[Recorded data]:
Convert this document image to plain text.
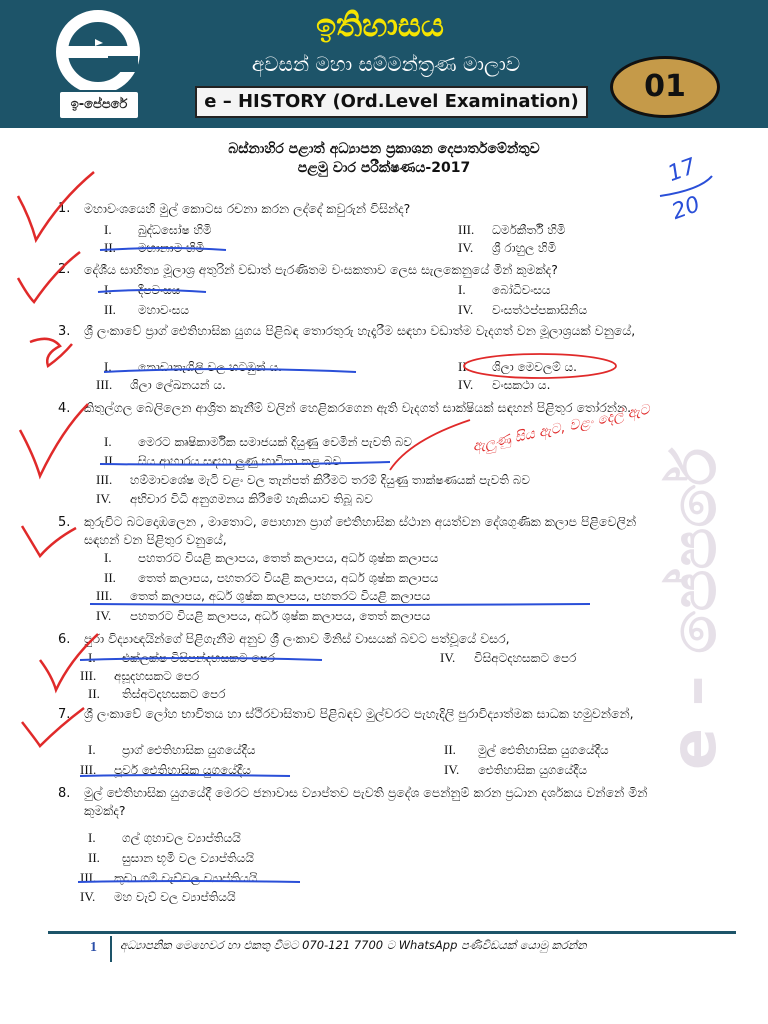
ඉ-පේපරේ
ඉතිහාසය
අවසන් මහා සම්මන්ත්‍රණ මාලාව
e – HISTORY (Ord.Level Examination)	01
බස්නාහිර පළාත් අධ්‍යාපන ප්‍රකාශන දෙපාර්තමේන්තුව
පළමු වාර පරීක්ෂණය-2017
e – පේපරේ
1. මහාවංශයෙහි මුල් කොටස රචනා කරන ලද්දේ කවුරුන් විසින්ද?
I. බුද්ධඝෝෂ හිමි	III. ධර්මකීර්ති හිමි
II. මහානාම හිමි	IV. ශ්‍රී රාහුල හිමි
2. දේශීය සාහිත්‍ය මූලාශ්‍ර අතුරින් වඩාත් පැරණිතම වංසකතාව ලෙස සැලකෙනුයේ මින් කුමක්ද?
I. දීපවංසය	I. බෝධිවංසය
II. මහාවංසය	IV. වංසත්ථප්පකාසිනිය
3. ශ්‍රී ලංකාවේ ප්‍රාග් ඓතිහාසික යුගය පිළිබඳ තොරතුරු හැදෑරීම සඳහා වඩාත්ම වැදගත් වන මූලාශ්‍රයක් වනුයේ,
I. නොඩානැගිලි වල හටඹුන් ය.	II. ශිලා මෙවලම් ය.
III. ශිලා ලේඛනයන් ය.	IV. වංසකථා ය.
4. කිතුල්ගල බෙලිලෙන ආශ්‍රිත කැනීම් වලින් හෙළිකරගෙන ඇති වැදගත් සාක්ෂියක් සඳහන් පිළිතුර තෝරන්න.
I. මෙරට කෘෂිකාර්මික සමාජයක් දියුණු වෙමින් පැවති බව
II. සිය ආහාරය සඳහා ලුණු භාවිතා කළ බව
III. හම්මාවශේෂ මැටි වළං වල තැන්පත් කිරීමට තරම් දියුණු තාක්ෂණයක් පැවති බව
IV. අභිචාර විධි අනුගමනය කිරීමේ හැකියාව තිබූ බව
5. කුරුවිට බටදොඹලෙන , මාතොට, පොහාන ප්‍රාග් ඓතිහාසික ස්ථාන අයත්වන දේශගුණික කලාප පිළිවෙලින් සඳහන් වන පිළිතුර වනුයේ,
I. පහතරට වියළි කලාපය, තෙත් කලාපය, අර්ධ ශුෂ්ක කලාපය
II. තෙත් කලාපය, පහතරට වියළි කලාපය, අර්ධ ශුෂ්ක කලාපය
III. තෙත් කලාපය, අර්ධ ශුෂ්ක කලාපය, පහතරට වියළි කලාපය
IV. පහතරට වියළි කලාපය, අර්ධ ශුෂ්ක කලාපය, තෙත් කලාපය
6. පුරා විද්‍යාඥයින්ගේ පිළිගැනීම අනුව ශ්‍රී ලංකාව මිනිස් වාසයක් බවට පත්වූයේ වසර,
I. එක්ලක්ෂ විසිපන්දහසකට පෙර	IV. විසිඅටදහසකට පෙර
III. අසූදහසකට පෙර
II. තිස්අටදහසකට පෙර
7. ශ්‍රී ලංකාවේ ලෝහ භාවිතය හා ස්ථිරවාසිතාව පිළිබඳව මුල්වරට පැහැදිලි පුරාවිද්‍යාත්මක සාධක හමුවන්නේ,
I. ප්‍රාග් ඓතිහාසික යුගයේදීය	II. මුල් ඓතිහාසික යුගයේදීය
III. පූර්ව ඓතිහාසික යුගයේදීය	IV. ඓතිහාසික යුගයේදීය
8. මුල් ඓතිහාසික යුගයේදී මෙරට ජනාවාස ව්‍යාප්තව පැවති ප්‍රදේශ පෙන්නුම් කරන ප්‍රධාන දර්ශකය වන්නේ මින් කුමක්ද?
I. ගල් ගුහාවල ව්‍යාප්තියයි
II. සුසාන භූමි වල ව්‍යාප්තියයි
III. කුඩා ගම් වැව්වල ව්‍යාප්තියයි
IV. මහ වැව් වල ව්‍යාප්තියයි
17
20
ඇලුණු සිය ඇට, වළං දෙල් ඇට
1 අධ්‍යාපනික මෙහෙවර හා එකතු වීමට 070-121 7700 ට WhatsApp පණිවිඩයක් යොමු කරන්න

[Task statement]: Give the material again exactly as it is, but keep the pictures out.

[Reply]:
Convert this document image to plain text.
ඉ-පේපරේ
ඉතිහාසය
අවසන් මහා සම්මන්ත්‍රණ මාලාව
e – HISTORY (Ord.Level Examination)	01
බස්නාහිර පළාත් අධ්‍යාපන ප්‍රකාශන දෙපාර්තමේන්තුව
පළමු වාර පරීක්ෂණය-2017
e – පේපරේ
1. මහාවංශයෙහි මුල් කොටස රචනා කරන ලද්දේ කවුරුන් විසින්ද?
I. බුද්ධඝෝෂ හිමි	III. ධර්මකීර්ති හිමි
II. මහානාම හිමි	IV. ශ්‍රී රාහුල හිමි
2. දේශීය සාහිත්‍ය මූලාශ්‍ර අතුරින් වඩාත් පැරණිතම වංසකතාව ලෙස සැලකෙනුයේ මින් කුමක්ද?
I. දීපවංසය	I. බෝධිවංසය
II. මහාවංසය	IV. වංසත්ථප්පකාසිනිය
3. ශ්‍රී ලංකාවේ ප්‍රාග් ඓතිහාසික යුගය පිළිබඳ තොරතුරු හැදෑරීම සඳහා වඩාත්ම වැදගත් වන මූලාශ්‍රයක් වනුයේ,
I. නොඩානැගිලි වල හටඹුන් ය.	II. ශිලා මෙවලම් ය.
III. ශිලා ලේඛනයන් ය.	IV. වංසකථා ය.
4. කිතුල්ගල බෙලිලෙන ආශ්‍රිත කැනීම් වලින් හෙළිකරගෙන ඇති වැදගත් සාක්ෂියක් සඳහන් පිළිතුර තෝරන්න.
I. මෙරට කෘෂිකාර්මික සමාජයක් දියුණු වෙමින් පැවති බව
II. සිය ආහාරය සඳහා ලුණු භාවිතා කළ බව
III. හම්මාවශේෂ මැටි වළං වල තැන්පත් කිරීමට තරම් දියුණු තාක්ෂණයක් පැවති බව
IV. අභිචාර විධි අනුගමනය කිරීමේ හැකියාව තිබූ බව
5. කුරුවිට බටදොඹලෙන , මාතොට, පොහාන ප්‍රාග් ඓතිහාසික ස්ථාන අයත්වන දේශගුණික කලාප පිළිවෙලින් සඳහන් වන පිළිතුර වනුයේ,
I. පහතරට වියළි කලාපය, තෙත් කලාපය, අර්ධ ශුෂ්ක කලාපය
II. තෙත් කලාපය, පහතරට වියළි කලාපය, අර්ධ ශුෂ්ක කලාපය
III. තෙත් කලාපය, අර්ධ ශුෂ්ක කලාපය, පහතරට වියළි කලාපය
IV. පහතරට වියළි කලාපය, අර්ධ ශුෂ්ක කලාපය, තෙත් කලාපය
6. පුරා විද්‍යාඥයින්ගේ පිළිගැනීම අනුව ශ්‍රී ලංකාව මිනිස් වාසයක් බවට පත්වූයේ වසර,
I. එක්ලක්ෂ විසිපන්දහසකට පෙර	IV. විසිඅටදහසකට පෙර
III. අසූදහසකට පෙර
II. තිස්අටදහසකට පෙර
7. ශ්‍රී ලංකාවේ ලෝහ භාවිතය හා ස්ථිරවාසිතාව පිළිබඳව මුල්වරට පැහැදිලි පුරාවිද්‍යාත්මක සාධක හමුවන්නේ,
I. ප්‍රාග් ඓතිහාසික යුගයේදීය	II. මුල් ඓතිහාසික යුගයේදීය
III. පූර්ව ඓතිහාසික යුගයේදීය	IV. ඓතිහාසික යුගයේදීය
8. මුල් ඓතිහාසික යුගයේදී මෙරට ජනාවාස ව්‍යාප්තව පැවති ප්‍රදේශ පෙන්නුම් කරන ප්‍රධාන දර්ශකය වන්නේ මින් කුමක්ද?
I. ගල් ගුහාවල ව්‍යාප්තියයි
II. සුසාන භූමි වල ව්‍යාප්තියයි
III. කුඩා ගම් වැව්වල ව්‍යාප්තියයි
IV. මහ වැව් වල ව්‍යාප්තියයි
17
20
ඇලුණු සිය ඇට, වළං දෙල් ඇට
1 අධ්‍යාපනික මෙහෙවර හා එකතු වීමට 070-121 7700 ට WhatsApp පණිවිඩයක් යොමු කරන්න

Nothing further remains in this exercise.